--- Your goal ---
Pull out every line below that holds the word "coordinate".

[Records from a data collection]
◇ ◇ ◇

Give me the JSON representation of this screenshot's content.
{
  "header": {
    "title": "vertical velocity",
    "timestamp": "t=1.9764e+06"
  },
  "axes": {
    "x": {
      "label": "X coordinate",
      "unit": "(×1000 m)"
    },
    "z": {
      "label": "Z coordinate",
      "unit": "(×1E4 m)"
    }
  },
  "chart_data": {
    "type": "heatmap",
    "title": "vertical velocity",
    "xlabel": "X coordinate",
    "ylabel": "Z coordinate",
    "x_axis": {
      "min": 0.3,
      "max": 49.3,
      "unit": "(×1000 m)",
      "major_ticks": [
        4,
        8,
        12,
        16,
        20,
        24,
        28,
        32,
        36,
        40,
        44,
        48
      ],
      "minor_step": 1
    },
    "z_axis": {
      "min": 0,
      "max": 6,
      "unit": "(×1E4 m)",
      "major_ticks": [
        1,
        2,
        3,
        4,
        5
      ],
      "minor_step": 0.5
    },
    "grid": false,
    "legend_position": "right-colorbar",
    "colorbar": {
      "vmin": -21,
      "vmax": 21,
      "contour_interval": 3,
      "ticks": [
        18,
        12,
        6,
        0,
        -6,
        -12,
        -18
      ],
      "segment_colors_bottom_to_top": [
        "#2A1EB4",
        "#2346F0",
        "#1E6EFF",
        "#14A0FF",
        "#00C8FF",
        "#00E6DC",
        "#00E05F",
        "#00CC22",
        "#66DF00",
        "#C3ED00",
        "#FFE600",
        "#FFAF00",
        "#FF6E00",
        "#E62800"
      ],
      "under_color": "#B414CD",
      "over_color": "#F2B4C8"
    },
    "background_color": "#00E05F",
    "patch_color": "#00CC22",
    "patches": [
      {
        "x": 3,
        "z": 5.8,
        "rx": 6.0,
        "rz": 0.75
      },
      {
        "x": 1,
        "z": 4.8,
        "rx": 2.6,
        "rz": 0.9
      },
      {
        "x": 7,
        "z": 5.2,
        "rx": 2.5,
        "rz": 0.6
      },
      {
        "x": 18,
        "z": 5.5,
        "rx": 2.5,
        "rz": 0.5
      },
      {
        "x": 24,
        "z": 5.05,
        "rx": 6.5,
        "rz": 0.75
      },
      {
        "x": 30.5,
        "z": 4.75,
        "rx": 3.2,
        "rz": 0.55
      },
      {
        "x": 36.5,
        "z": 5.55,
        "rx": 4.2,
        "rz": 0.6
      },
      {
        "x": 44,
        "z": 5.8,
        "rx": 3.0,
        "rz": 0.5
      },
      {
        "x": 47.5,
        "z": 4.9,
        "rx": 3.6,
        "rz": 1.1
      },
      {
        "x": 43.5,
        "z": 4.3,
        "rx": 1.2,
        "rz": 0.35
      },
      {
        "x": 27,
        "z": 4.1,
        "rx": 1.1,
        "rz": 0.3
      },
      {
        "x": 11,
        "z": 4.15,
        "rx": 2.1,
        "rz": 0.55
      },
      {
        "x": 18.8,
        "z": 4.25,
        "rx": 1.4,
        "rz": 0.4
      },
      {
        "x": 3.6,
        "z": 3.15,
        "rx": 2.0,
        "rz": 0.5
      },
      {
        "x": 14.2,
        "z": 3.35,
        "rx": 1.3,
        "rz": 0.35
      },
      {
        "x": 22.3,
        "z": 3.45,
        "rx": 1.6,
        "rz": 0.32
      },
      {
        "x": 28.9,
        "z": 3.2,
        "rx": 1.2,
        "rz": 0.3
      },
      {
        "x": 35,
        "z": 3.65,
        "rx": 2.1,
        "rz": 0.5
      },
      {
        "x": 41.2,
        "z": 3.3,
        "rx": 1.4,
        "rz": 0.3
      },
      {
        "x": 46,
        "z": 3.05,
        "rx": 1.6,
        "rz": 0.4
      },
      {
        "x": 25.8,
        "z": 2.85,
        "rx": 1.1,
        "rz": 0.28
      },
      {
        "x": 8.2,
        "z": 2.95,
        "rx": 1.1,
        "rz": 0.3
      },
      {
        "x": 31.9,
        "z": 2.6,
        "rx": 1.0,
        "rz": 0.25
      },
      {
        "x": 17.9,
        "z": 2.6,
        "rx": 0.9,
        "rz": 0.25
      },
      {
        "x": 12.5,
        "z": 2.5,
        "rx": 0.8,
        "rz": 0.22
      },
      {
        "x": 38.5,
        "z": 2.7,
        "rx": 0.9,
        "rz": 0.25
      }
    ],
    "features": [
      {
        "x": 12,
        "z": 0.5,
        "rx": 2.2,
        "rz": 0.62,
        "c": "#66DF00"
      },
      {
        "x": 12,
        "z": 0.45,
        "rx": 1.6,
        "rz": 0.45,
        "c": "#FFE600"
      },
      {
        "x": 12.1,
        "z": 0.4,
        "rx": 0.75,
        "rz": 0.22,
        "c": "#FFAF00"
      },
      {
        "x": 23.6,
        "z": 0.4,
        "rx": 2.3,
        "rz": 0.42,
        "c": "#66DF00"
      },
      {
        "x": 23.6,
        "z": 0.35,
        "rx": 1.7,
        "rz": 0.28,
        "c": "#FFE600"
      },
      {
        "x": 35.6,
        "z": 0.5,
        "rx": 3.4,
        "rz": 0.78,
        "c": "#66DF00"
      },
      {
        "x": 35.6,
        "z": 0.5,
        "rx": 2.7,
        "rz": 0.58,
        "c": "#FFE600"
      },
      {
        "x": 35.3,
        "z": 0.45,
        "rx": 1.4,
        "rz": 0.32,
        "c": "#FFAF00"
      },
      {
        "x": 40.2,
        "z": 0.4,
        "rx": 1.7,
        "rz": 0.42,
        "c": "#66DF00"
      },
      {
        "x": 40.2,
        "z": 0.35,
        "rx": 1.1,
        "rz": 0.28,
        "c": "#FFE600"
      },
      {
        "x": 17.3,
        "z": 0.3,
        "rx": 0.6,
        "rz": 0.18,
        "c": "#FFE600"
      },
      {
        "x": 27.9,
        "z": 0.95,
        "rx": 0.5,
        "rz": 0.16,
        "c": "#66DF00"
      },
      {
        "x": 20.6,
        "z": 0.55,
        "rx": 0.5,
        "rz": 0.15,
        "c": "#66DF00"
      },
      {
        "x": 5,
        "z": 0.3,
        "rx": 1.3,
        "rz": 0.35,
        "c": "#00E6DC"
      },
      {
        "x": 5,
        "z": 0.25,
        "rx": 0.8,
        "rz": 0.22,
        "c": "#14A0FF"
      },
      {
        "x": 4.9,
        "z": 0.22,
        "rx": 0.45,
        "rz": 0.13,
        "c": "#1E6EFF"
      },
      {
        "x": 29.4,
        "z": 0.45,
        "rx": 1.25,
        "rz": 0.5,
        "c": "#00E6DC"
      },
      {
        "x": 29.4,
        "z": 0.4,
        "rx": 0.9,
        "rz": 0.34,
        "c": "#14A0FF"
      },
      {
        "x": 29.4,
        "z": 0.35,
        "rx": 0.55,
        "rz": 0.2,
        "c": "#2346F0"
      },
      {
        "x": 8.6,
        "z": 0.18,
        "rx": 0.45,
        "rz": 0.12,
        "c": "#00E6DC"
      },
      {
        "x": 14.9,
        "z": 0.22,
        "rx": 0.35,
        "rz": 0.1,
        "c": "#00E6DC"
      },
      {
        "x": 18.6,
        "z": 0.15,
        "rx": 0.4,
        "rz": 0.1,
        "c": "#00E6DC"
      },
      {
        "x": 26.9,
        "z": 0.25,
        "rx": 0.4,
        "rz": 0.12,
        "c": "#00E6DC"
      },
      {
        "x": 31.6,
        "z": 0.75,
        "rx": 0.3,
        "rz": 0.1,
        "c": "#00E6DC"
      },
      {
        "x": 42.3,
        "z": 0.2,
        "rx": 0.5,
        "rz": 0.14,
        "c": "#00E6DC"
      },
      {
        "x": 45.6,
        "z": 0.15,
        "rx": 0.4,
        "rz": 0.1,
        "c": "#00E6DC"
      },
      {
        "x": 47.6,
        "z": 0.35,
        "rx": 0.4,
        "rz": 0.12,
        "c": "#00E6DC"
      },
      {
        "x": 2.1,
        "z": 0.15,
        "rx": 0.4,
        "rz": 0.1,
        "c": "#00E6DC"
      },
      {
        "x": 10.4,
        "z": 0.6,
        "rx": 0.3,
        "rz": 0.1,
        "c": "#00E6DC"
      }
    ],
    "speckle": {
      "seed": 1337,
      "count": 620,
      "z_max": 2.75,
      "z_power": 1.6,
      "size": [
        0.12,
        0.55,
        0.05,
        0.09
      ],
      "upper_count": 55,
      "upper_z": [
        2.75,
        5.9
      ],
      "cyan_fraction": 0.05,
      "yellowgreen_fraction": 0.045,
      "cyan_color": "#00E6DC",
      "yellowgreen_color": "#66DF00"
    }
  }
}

◇ ◇ ◇

--- Solution for this task ---
      "label": "X coordinate",
      "label": "Z coordinate",
    "xlabel": "X coordinate",
    "ylabel": "Z coordinate",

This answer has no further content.